▶ _Stored records_:
*-*-*

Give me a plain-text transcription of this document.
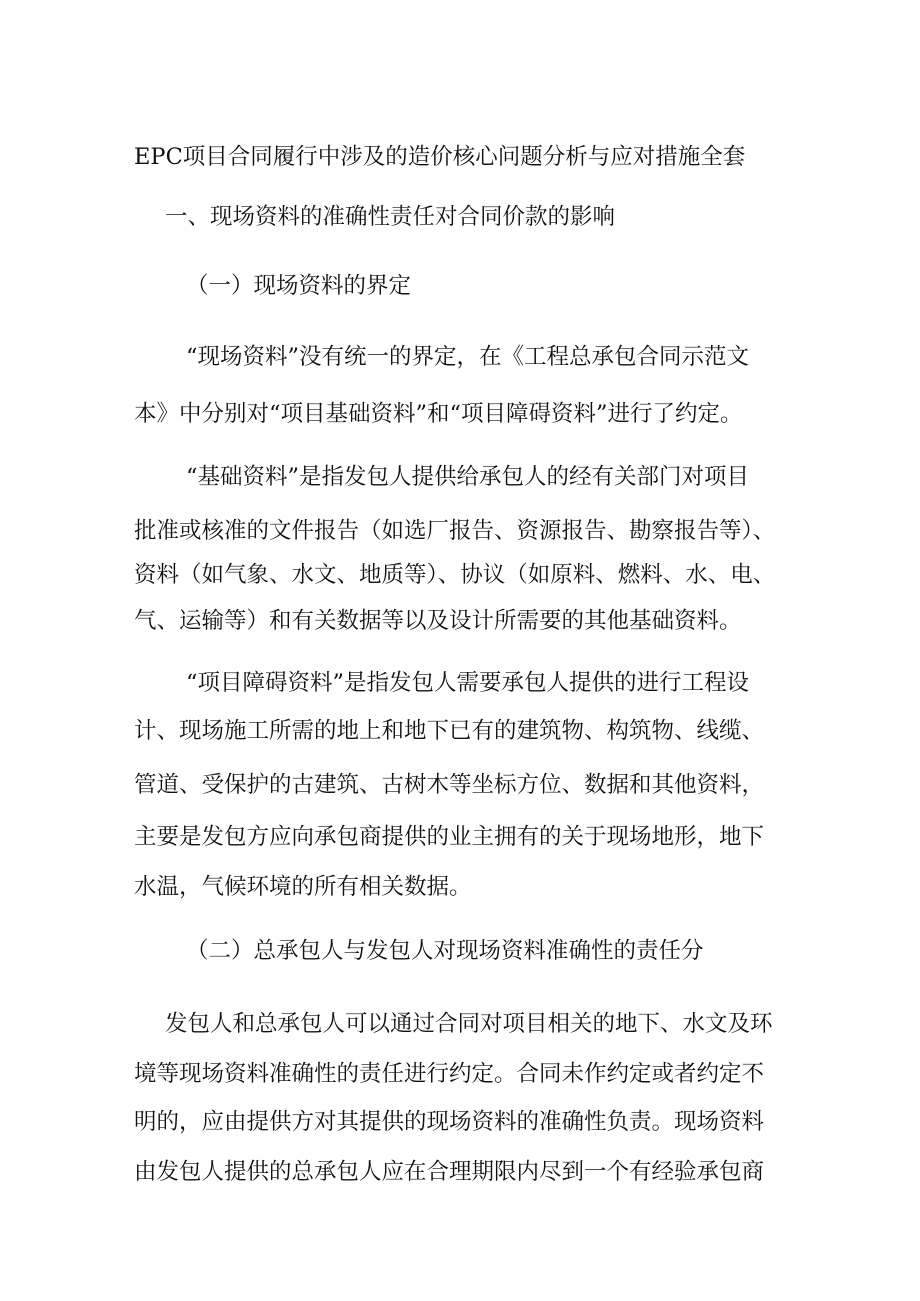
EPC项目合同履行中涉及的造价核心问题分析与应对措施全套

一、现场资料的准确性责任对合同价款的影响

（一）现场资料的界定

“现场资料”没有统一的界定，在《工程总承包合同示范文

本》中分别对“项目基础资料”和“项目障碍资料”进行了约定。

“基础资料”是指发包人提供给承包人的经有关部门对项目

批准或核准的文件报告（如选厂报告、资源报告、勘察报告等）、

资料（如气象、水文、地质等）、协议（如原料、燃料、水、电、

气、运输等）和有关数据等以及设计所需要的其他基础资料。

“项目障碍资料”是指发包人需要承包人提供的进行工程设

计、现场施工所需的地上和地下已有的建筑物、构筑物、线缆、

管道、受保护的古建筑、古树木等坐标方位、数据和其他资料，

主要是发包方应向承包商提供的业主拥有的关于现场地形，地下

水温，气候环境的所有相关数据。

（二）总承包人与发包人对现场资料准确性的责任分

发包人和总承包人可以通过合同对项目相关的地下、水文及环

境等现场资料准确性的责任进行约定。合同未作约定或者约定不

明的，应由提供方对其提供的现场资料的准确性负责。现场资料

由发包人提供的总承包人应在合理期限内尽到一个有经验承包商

*-*-*

Write out every record above exactly as it stands, but leave out the pictures.

Give me a plain-text transcription of this document.
EPC项目合同履行中涉及的造价核心问题分析与应对措施全套

一、现场资料的准确性责任对合同价款的影响

（一）现场资料的界定

“现场资料”没有统一的界定，在《工程总承包合同示范文

本》中分别对“项目基础资料”和“项目障碍资料”进行了约定。

“基础资料”是指发包人提供给承包人的经有关部门对项目

批准或核准的文件报告（如选厂报告、资源报告、勘察报告等）、

资料（如气象、水文、地质等）、协议（如原料、燃料、水、电、

气、运输等）和有关数据等以及设计所需要的其他基础资料。

“项目障碍资料”是指发包人需要承包人提供的进行工程设

计、现场施工所需的地上和地下已有的建筑物、构筑物、线缆、

管道、受保护的古建筑、古树木等坐标方位、数据和其他资料，

主要是发包方应向承包商提供的业主拥有的关于现场地形，地下

水温，气候环境的所有相关数据。

（二）总承包人与发包人对现场资料准确性的责任分

发包人和总承包人可以通过合同对项目相关的地下、水文及环

境等现场资料准确性的责任进行约定。合同未作约定或者约定不

明的，应由提供方对其提供的现场资料的准确性负责。现场资料

由发包人提供的总承包人应在合理期限内尽到一个有经验承包商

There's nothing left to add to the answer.